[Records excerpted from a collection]

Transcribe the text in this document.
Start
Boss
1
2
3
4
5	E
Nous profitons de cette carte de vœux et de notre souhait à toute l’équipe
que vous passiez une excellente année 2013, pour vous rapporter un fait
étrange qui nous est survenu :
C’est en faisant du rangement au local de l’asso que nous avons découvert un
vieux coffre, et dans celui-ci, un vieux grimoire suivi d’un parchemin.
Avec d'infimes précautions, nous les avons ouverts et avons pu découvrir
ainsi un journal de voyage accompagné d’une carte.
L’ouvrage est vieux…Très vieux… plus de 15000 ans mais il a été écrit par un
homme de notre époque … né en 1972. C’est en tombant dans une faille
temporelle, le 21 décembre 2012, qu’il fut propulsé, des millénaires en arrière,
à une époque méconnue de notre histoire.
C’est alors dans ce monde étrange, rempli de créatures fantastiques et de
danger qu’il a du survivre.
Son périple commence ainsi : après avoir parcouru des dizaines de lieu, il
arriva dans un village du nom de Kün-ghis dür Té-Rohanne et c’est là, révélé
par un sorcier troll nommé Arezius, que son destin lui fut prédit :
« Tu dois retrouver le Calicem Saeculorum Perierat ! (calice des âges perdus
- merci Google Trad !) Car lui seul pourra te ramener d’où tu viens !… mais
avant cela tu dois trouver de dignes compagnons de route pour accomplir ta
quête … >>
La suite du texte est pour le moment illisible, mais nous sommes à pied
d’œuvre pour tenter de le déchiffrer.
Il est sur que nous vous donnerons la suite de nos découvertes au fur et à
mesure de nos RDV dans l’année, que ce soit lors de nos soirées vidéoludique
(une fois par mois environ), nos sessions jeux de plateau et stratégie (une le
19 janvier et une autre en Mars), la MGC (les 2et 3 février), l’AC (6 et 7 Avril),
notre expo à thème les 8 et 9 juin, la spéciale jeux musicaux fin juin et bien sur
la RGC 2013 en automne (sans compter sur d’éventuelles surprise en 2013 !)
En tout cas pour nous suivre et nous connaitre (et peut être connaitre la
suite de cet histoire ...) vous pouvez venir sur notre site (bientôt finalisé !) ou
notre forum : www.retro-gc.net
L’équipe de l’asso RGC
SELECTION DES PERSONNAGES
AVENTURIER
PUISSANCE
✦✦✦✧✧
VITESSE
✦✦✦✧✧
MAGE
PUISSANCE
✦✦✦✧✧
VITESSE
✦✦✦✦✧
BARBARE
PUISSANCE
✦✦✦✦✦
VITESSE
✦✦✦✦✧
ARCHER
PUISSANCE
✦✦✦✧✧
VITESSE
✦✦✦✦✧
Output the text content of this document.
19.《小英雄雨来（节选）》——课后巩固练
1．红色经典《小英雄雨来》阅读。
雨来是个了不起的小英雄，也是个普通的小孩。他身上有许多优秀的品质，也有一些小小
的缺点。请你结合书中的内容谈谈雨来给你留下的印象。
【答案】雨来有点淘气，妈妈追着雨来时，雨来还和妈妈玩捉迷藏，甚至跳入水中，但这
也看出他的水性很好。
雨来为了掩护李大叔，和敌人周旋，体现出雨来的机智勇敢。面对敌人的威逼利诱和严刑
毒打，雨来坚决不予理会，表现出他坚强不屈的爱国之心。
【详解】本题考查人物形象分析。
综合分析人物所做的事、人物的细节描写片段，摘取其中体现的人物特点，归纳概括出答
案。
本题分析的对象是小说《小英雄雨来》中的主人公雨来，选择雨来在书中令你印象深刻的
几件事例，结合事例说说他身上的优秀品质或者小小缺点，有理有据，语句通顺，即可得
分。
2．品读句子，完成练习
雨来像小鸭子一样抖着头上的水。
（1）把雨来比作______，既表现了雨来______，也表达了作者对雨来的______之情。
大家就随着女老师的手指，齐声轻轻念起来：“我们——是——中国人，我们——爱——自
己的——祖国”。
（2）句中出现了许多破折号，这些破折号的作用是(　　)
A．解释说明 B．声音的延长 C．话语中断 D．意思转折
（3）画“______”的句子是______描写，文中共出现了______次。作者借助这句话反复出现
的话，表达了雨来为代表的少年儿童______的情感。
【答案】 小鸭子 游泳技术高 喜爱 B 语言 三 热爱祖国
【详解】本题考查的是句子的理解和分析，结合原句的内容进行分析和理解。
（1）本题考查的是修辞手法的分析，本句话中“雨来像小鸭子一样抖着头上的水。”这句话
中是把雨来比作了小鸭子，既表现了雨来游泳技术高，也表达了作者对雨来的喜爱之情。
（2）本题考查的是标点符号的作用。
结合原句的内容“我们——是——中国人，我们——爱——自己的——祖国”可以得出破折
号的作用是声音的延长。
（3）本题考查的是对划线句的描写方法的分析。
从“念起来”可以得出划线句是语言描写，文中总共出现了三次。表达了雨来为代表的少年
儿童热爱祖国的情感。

● SET EXERCISE:
Where a line above contains the string "avons", copy that line.

● COMPLETE OUTPUT:
C’est en faisant du rangement au local de l’asso que nous avons découvert un
Avec d'infimes précautions, nous les avons ouverts et avons pu découvrir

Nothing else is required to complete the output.